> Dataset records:
++++++++++
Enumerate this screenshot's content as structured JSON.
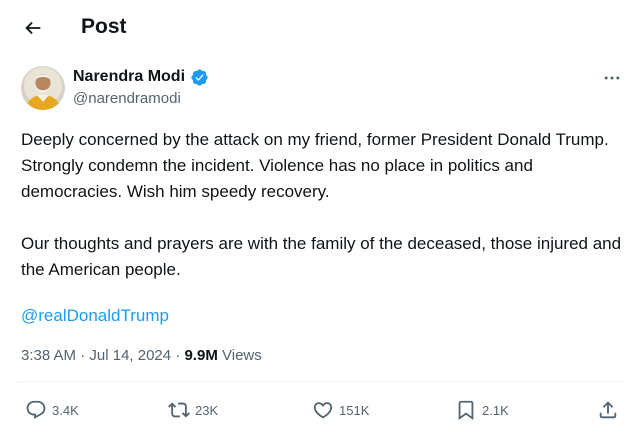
{
  "header": {
    "title": "Post"
  },
  "author": {
    "name": "Narendra Modi",
    "handle": "@narendramodi",
    "verified": true
  },
  "post": {
    "paragraph1": "Deeply concerned by the attack on my friend, former President Donald Trump. Strongly condemn the incident. Violence has no place in politics and democracies. Wish him speedy recovery.",
    "paragraph2": "Our thoughts and prayers are with the family of the deceased, those injured and the American people.",
    "mention": "@realDonaldTrump"
  },
  "meta": {
    "time": "3:38 AM",
    "separator": "·",
    "date": "Jul 14, 2024",
    "views_count": "9.9M",
    "views_label": "Views"
  },
  "actions": {
    "replies": "3.4K",
    "reposts": "23K",
    "likes": "151K",
    "bookmarks": "2.1K"
  },
  "colors": {
    "text": "#0f1419",
    "secondary": "#536471",
    "accent": "#1d9bf0",
    "verified": "#1d9bf0"
  },
  "icons": {
    "back": "arrow-left-icon",
    "verified": "verified-badge-icon",
    "more": "more-horizontal-icon",
    "reply": "reply-icon",
    "repost": "repost-icon",
    "like": "heart-icon",
    "bookmark": "bookmark-icon",
    "share": "share-icon"
  }
}
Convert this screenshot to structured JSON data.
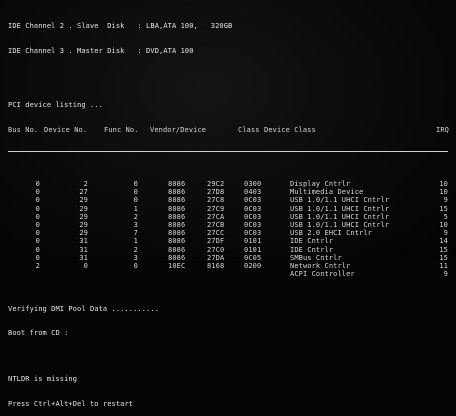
{
  "ide": {
    "channel2": "IDE Channel 2 . Slave  Disk   : LBA,ATA 100,   320GB",
    "channel3": "IDE Channel 3 . Master Disk   : DVD,ATA 100"
  },
  "pci": {
    "title": "PCI device listing ...",
    "headers": {
      "bus": "Bus No.",
      "device": "Device No.",
      "func": "Func No.",
      "vendor_device": "Vendor/Device",
      "class": "Class",
      "device_class": "Device Class",
      "irq": "IRQ"
    },
    "rows": [
      {
        "bus": "0",
        "dev": "2",
        "func": "0",
        "vendor": "8086",
        "device": "29C2",
        "cls": "0300",
        "desc": "Display Cntrlr",
        "irq": "10"
      },
      {
        "bus": "0",
        "dev": "27",
        "func": "0",
        "vendor": "8086",
        "device": "27D8",
        "cls": "0403",
        "desc": "Multimedia Device",
        "irq": "10"
      },
      {
        "bus": "0",
        "dev": "29",
        "func": "0",
        "vendor": "8086",
        "device": "27C8",
        "cls": "0C03",
        "desc": "USB 1.0/1.1 UHCI Cntrlr",
        "irq": "9"
      },
      {
        "bus": "0",
        "dev": "29",
        "func": "1",
        "vendor": "8086",
        "device": "27C9",
        "cls": "0C03",
        "desc": "USB 1.0/1.1 UHCI Cntrlr",
        "irq": "15"
      },
      {
        "bus": "0",
        "dev": "29",
        "func": "2",
        "vendor": "8086",
        "device": "27CA",
        "cls": "0C03",
        "desc": "USB 1.0/1.1 UHCI Cntrlr",
        "irq": "5"
      },
      {
        "bus": "0",
        "dev": "29",
        "func": "3",
        "vendor": "8086",
        "device": "27CB",
        "cls": "0C03",
        "desc": "USB 1.0/1.1 UHCI Cntrlr",
        "irq": "10"
      },
      {
        "bus": "0",
        "dev": "29",
        "func": "7",
        "vendor": "8086",
        "device": "27CC",
        "cls": "0C03",
        "desc": "USB 2.0 EHCI Cntrlr",
        "irq": "9"
      },
      {
        "bus": "0",
        "dev": "31",
        "func": "1",
        "vendor": "8086",
        "device": "27DF",
        "cls": "0101",
        "desc": "IDE Cntrlr",
        "irq": "14"
      },
      {
        "bus": "0",
        "dev": "31",
        "func": "2",
        "vendor": "8086",
        "device": "27C0",
        "cls": "0101",
        "desc": "IDE Cntrlr",
        "irq": "15"
      },
      {
        "bus": "0",
        "dev": "31",
        "func": "3",
        "vendor": "8086",
        "device": "27DA",
        "cls": "0C05",
        "desc": "SMBus Cntrlr",
        "irq": "15"
      },
      {
        "bus": "2",
        "dev": "0",
        "func": "0",
        "vendor": "10EC",
        "device": "8168",
        "cls": "0200",
        "desc": "Network Cntrlr",
        "irq": "11"
      },
      {
        "bus": "",
        "dev": "",
        "func": "",
        "vendor": "",
        "device": "",
        "cls": "",
        "desc": "ACPI Controller",
        "irq": "9"
      }
    ]
  },
  "boot": {
    "dmi": "Verifying DMI Pool Data ...........",
    "cd": "Boot from CD :",
    "error": "NTLDR is missing",
    "restart": "Press Ctrl+Alt+Del to restart"
  }
}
++++++++++
> Job: Write out the listing word for word, omitting the pictures it holds.

> Task output:
Enumerate this screenshot's content as structured JSON.
{
  "header": {
    "title": "Post"
  },
  "author": {
    "name": "Narendra Modi",
    "handle": "@narendramodi",
    "verified": true
  },
  "post": {
    "paragraph1": "Deeply concerned by the attack on my friend, former President Donald Trump. Strongly condemn the incident. Violence has no place in politics and democracies. Wish him speedy recovery.",
    "paragraph2": "Our thoughts and prayers are with the family of the deceased, those injured and the American people.",
    "mention": "@realDonaldTrump"
  },
  "meta": {
    "time": "3:38 AM",
    "separator": "·",
    "date": "Jul 14, 2024",
    "views_count": "9.9M",
    "views_label": "Views"
  },
  "actions": {
    "replies": "3.4K",
    "reposts": "23K",
    "likes": "151K",
    "bookmarks": "2.1K"
  },
  "colors": {
    "text": "#0f1419",
    "secondary": "#536471",
    "accent": "#1d9bf0",
    "verified": "#1d9bf0"
  },
  "icons": {
    "back": "arrow-left-icon",
    "verified": "verified-badge-icon",
    "more": "more-horizontal-icon",
    "reply": "reply-icon",
    "repost": "repost-icon",
    "like": "heart-icon",
    "bookmark": "bookmark-icon",
    "share": "share-icon"
  }
}
Convert this screenshot to structured JSON data.
{
  "ide": {
    "channel2": "IDE Channel 2 . Slave  Disk   : LBA,ATA 100,   320GB",
    "channel3": "IDE Channel 3 . Master Disk   : DVD,ATA 100"
  },
  "pci": {
    "title": "PCI device listing ...",
    "headers": {
      "bus": "Bus No.",
      "device": "Device No.",
      "func": "Func No.",
      "vendor_device": "Vendor/Device",
      "class": "Class",
      "device_class": "Device Class",
      "irq": "IRQ"
    },
    "rows": [
      {
        "bus": "0",
        "dev": "2",
        "func": "0",
        "vendor": "8086",
        "device": "29C2",
        "cls": "0300",
        "desc": "Display Cntrlr",
        "irq": "10"
      },
      {
        "bus": "0",
        "dev": "27",
        "func": "0",
        "vendor": "8086",
        "device": "27D8",
        "cls": "0403",
        "desc": "Multimedia Device",
        "irq": "10"
      },
      {
        "bus": "0",
        "dev": "29",
        "func": "0",
        "vendor": "8086",
        "device": "27C8",
        "cls": "0C03",
        "desc": "USB 1.0/1.1 UHCI Cntrlr",
        "irq": "9"
      },
      {
        "bus": "0",
        "dev": "29",
        "func": "1",
        "vendor": "8086",
        "device": "27C9",
        "cls": "0C03",
        "desc": "USB 1.0/1.1 UHCI Cntrlr",
        "irq": "15"
      },
      {
        "bus": "0",
        "dev": "29",
        "func": "2",
        "vendor": "8086",
        "device": "27CA",
        "cls": "0C03",
        "desc": "USB 1.0/1.1 UHCI Cntrlr",
        "irq": "5"
      },
      {
        "bus": "0",
        "dev": "29",
        "func": "3",
        "vendor": "8086",
        "device": "27CB",
        "cls": "0C03",
        "desc": "USB 1.0/1.1 UHCI Cntrlr",
        "irq": "10"
      },
      {
        "bus": "0",
        "dev": "29",
        "func": "7",
        "vendor": "8086",
        "device": "27CC",
        "cls": "0C03",
        "desc": "USB 2.0 EHCI Cntrlr",
        "irq": "9"
      },
      {
        "bus": "0",
        "dev": "31",
        "func": "1",
        "vendor": "8086",
        "device": "27DF",
        "cls": "0101",
        "desc": "IDE Cntrlr",
        "irq": "14"
      },
      {
        "bus": "0",
        "dev": "31",
        "func": "2",
        "vendor": "8086",
        "device": "27C0",
        "cls": "0101",
        "desc": "IDE Cntrlr",
        "irq": "15"
      },
      {
        "bus": "0",
        "dev": "31",
        "func": "3",
        "vendor": "8086",
        "device": "27DA",
        "cls": "0C05",
        "desc": "SMBus Cntrlr",
        "irq": "15"
      },
      {
        "bus": "2",
        "dev": "0",
        "func": "0",
        "vendor": "10EC",
        "device": "8168",
        "cls": "0200",
        "desc": "Network Cntrlr",
        "irq": "11"
      },
      {
        "bus": "",
        "dev": "",
        "func": "",
        "vendor": "",
        "device": "",
        "cls": "",
        "desc": "ACPI Controller",
        "irq": "9"
      }
    ]
  },
  "boot": {
    "dmi": "Verifying DMI Pool Data ...........",
    "cd": "Boot from CD :",
    "error": "NTLDR is missing",
    "restart": "Press Ctrl+Alt+Del to restart"
  }
}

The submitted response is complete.